→ WHAT TO PRODUCE
Draw out every line with the word "TRILLO" from the listing below.

═════ RECORD LIST ═════

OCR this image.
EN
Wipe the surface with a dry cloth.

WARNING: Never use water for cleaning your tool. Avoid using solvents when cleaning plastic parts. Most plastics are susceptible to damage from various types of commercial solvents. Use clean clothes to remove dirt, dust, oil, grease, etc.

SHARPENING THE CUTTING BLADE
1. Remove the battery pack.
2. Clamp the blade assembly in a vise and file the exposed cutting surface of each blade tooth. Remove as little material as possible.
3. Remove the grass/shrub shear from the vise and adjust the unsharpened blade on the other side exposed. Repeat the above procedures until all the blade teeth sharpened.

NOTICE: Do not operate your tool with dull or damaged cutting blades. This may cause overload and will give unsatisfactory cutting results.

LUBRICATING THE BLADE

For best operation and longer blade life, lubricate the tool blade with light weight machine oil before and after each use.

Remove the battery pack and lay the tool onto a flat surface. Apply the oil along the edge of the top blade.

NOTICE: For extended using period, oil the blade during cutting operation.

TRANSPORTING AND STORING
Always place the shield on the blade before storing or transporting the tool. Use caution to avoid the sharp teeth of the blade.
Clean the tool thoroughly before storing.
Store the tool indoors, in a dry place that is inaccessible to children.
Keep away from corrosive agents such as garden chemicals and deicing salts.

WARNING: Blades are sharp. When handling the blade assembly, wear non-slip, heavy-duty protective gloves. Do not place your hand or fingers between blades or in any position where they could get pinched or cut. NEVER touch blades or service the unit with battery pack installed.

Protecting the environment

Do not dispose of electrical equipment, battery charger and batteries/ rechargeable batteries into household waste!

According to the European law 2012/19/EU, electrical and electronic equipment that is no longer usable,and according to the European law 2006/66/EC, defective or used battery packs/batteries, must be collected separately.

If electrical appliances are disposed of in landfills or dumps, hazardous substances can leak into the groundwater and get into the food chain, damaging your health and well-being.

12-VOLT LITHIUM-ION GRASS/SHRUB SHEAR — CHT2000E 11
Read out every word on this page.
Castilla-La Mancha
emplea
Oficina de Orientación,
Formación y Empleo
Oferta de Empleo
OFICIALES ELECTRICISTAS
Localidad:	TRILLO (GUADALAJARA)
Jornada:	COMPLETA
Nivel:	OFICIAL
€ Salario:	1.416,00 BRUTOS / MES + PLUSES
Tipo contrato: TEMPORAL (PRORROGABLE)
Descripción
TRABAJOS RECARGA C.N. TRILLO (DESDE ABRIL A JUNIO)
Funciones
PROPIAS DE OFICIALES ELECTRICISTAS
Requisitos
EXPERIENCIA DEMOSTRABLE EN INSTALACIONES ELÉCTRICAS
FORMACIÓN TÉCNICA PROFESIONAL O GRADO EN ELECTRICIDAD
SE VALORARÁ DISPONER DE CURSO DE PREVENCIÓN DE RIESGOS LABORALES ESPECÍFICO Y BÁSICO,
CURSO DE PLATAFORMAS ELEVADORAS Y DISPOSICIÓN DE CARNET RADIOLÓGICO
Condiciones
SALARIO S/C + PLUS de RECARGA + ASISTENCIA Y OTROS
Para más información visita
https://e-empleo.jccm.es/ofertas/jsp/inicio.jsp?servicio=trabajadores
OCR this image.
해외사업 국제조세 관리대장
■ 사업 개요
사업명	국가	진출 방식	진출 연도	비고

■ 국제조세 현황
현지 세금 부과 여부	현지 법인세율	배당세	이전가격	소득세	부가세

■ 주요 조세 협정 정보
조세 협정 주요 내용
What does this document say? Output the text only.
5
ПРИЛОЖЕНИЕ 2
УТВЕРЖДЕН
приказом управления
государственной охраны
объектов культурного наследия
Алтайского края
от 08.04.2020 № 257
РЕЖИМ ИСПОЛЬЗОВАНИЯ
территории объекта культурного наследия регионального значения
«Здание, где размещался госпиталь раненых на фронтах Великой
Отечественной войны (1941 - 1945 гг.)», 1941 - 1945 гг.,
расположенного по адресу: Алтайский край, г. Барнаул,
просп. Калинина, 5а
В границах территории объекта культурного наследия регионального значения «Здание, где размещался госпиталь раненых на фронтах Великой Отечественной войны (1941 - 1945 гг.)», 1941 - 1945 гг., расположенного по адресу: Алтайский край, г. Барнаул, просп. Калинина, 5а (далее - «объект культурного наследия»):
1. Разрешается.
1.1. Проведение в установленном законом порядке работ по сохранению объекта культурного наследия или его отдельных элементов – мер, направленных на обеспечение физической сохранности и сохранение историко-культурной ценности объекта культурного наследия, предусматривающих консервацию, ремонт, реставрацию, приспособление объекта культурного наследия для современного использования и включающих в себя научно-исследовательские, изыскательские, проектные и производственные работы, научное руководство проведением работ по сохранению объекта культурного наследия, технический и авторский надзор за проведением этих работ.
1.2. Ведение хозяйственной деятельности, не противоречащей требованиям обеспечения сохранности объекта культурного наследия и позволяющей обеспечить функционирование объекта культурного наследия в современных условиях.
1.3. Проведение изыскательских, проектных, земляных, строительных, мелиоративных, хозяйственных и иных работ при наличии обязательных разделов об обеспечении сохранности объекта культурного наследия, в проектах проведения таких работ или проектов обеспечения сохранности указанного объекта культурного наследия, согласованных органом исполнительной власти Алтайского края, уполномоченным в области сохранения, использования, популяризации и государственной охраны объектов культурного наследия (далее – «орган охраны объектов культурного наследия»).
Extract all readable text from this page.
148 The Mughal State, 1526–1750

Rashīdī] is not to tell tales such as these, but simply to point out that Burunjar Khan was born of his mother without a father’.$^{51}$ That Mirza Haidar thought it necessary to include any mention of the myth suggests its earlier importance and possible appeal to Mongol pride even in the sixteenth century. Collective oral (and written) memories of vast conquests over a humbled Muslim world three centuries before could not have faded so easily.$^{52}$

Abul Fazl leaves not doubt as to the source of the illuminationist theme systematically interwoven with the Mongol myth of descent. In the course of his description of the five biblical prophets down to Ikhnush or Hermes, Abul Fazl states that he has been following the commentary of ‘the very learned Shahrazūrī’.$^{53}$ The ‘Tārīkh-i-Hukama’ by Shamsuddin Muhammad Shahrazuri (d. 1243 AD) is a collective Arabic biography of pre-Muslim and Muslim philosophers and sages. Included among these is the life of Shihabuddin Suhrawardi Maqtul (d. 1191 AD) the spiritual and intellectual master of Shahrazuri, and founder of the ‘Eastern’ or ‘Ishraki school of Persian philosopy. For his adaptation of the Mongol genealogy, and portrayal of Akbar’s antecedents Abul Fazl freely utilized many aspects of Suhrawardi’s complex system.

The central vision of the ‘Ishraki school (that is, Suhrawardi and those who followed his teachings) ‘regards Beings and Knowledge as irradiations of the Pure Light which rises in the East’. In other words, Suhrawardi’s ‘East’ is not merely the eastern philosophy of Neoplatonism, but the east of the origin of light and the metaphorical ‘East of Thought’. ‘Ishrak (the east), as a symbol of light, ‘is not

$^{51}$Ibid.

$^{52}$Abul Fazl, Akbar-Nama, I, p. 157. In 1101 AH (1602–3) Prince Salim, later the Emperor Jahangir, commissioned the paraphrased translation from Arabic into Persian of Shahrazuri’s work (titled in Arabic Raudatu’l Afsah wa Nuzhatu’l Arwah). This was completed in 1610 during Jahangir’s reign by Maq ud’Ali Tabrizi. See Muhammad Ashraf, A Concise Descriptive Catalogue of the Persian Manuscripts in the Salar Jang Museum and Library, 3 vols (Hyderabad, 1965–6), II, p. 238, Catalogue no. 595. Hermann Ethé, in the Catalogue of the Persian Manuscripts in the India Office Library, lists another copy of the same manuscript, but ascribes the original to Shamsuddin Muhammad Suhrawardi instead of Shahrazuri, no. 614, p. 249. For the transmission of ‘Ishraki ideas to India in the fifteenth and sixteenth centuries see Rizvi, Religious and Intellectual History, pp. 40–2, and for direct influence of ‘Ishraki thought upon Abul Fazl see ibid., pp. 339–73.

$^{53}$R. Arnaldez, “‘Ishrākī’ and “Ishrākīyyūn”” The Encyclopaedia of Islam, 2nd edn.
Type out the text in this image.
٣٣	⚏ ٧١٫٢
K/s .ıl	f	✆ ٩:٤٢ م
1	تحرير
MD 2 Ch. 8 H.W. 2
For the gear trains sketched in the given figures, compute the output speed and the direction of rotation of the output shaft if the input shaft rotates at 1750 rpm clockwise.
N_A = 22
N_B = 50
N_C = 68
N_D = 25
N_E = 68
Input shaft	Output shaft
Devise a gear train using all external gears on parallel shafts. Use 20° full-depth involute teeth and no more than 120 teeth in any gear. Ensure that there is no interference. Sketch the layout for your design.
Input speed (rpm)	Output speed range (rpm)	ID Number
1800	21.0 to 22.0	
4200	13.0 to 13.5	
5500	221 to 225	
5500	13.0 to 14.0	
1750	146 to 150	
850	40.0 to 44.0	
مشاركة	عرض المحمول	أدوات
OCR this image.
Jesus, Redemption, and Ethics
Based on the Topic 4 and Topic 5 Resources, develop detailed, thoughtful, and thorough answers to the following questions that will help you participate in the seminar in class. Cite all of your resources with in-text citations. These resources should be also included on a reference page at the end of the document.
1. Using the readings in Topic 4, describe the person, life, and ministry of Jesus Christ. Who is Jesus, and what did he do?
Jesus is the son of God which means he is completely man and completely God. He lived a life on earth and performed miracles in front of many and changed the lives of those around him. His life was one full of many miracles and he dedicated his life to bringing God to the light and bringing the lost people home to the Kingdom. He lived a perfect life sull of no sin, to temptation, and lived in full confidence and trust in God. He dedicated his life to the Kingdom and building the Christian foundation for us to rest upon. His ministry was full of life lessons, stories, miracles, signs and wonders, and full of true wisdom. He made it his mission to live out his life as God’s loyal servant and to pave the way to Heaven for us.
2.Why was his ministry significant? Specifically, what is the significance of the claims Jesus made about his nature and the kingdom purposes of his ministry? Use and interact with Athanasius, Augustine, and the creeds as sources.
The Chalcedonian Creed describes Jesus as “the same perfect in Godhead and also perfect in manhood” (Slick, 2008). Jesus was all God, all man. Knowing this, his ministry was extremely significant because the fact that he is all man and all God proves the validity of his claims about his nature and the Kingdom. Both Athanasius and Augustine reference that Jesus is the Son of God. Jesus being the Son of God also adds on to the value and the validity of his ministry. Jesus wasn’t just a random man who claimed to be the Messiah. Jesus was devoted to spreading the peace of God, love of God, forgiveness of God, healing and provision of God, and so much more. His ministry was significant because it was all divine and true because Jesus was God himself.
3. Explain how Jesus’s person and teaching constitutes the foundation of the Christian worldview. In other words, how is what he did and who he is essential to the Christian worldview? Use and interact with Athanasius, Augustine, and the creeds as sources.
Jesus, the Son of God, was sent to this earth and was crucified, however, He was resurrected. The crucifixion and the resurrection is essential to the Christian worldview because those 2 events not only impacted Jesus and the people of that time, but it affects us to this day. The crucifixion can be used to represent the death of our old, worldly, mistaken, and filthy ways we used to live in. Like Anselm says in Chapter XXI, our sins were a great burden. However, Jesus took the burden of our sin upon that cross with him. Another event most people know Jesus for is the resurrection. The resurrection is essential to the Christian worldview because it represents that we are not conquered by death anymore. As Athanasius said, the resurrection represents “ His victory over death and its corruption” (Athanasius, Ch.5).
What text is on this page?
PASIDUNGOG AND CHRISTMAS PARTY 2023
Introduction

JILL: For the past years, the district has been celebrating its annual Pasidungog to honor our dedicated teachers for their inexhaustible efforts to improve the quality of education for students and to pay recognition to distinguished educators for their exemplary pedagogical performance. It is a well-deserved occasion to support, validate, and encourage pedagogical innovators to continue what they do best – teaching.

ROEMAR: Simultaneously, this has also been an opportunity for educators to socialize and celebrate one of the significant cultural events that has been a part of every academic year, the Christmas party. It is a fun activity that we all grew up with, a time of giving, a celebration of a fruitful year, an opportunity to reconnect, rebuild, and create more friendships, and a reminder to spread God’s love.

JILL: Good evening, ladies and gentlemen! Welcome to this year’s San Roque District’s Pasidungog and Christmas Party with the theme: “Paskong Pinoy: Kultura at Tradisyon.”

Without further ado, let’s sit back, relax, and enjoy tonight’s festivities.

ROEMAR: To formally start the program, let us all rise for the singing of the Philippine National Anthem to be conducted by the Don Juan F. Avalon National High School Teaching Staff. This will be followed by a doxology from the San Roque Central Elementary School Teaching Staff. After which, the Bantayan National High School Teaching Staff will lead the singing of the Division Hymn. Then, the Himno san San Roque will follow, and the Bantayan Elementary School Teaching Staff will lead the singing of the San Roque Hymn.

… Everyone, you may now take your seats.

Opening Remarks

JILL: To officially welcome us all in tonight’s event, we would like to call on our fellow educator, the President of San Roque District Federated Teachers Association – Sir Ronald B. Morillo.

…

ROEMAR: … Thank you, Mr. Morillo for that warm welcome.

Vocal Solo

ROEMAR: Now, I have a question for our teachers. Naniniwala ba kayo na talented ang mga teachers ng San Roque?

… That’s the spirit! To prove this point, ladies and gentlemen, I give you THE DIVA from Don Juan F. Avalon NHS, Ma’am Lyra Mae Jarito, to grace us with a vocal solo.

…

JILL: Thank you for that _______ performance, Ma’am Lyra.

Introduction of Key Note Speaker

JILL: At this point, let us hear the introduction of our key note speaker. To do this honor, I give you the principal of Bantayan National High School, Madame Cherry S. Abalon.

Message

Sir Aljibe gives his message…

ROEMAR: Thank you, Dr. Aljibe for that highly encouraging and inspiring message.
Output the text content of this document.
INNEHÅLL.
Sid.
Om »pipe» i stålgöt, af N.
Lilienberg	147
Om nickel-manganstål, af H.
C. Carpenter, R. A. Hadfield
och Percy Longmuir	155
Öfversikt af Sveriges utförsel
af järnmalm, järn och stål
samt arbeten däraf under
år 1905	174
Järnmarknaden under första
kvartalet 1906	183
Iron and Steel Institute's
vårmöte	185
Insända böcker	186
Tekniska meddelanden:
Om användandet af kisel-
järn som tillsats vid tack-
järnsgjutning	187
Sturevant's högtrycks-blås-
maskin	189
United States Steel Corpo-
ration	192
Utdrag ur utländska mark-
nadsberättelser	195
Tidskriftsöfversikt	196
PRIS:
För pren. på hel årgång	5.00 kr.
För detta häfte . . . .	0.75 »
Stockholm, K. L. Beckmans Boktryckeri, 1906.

═════

→ SOLUTION FOR THIS PROBLEM
Localidad:	TRILLO (GUADALAJARA)
TRABAJOS RECARGA C.N. TRILLO (DESDE ABRIL A JUNIO)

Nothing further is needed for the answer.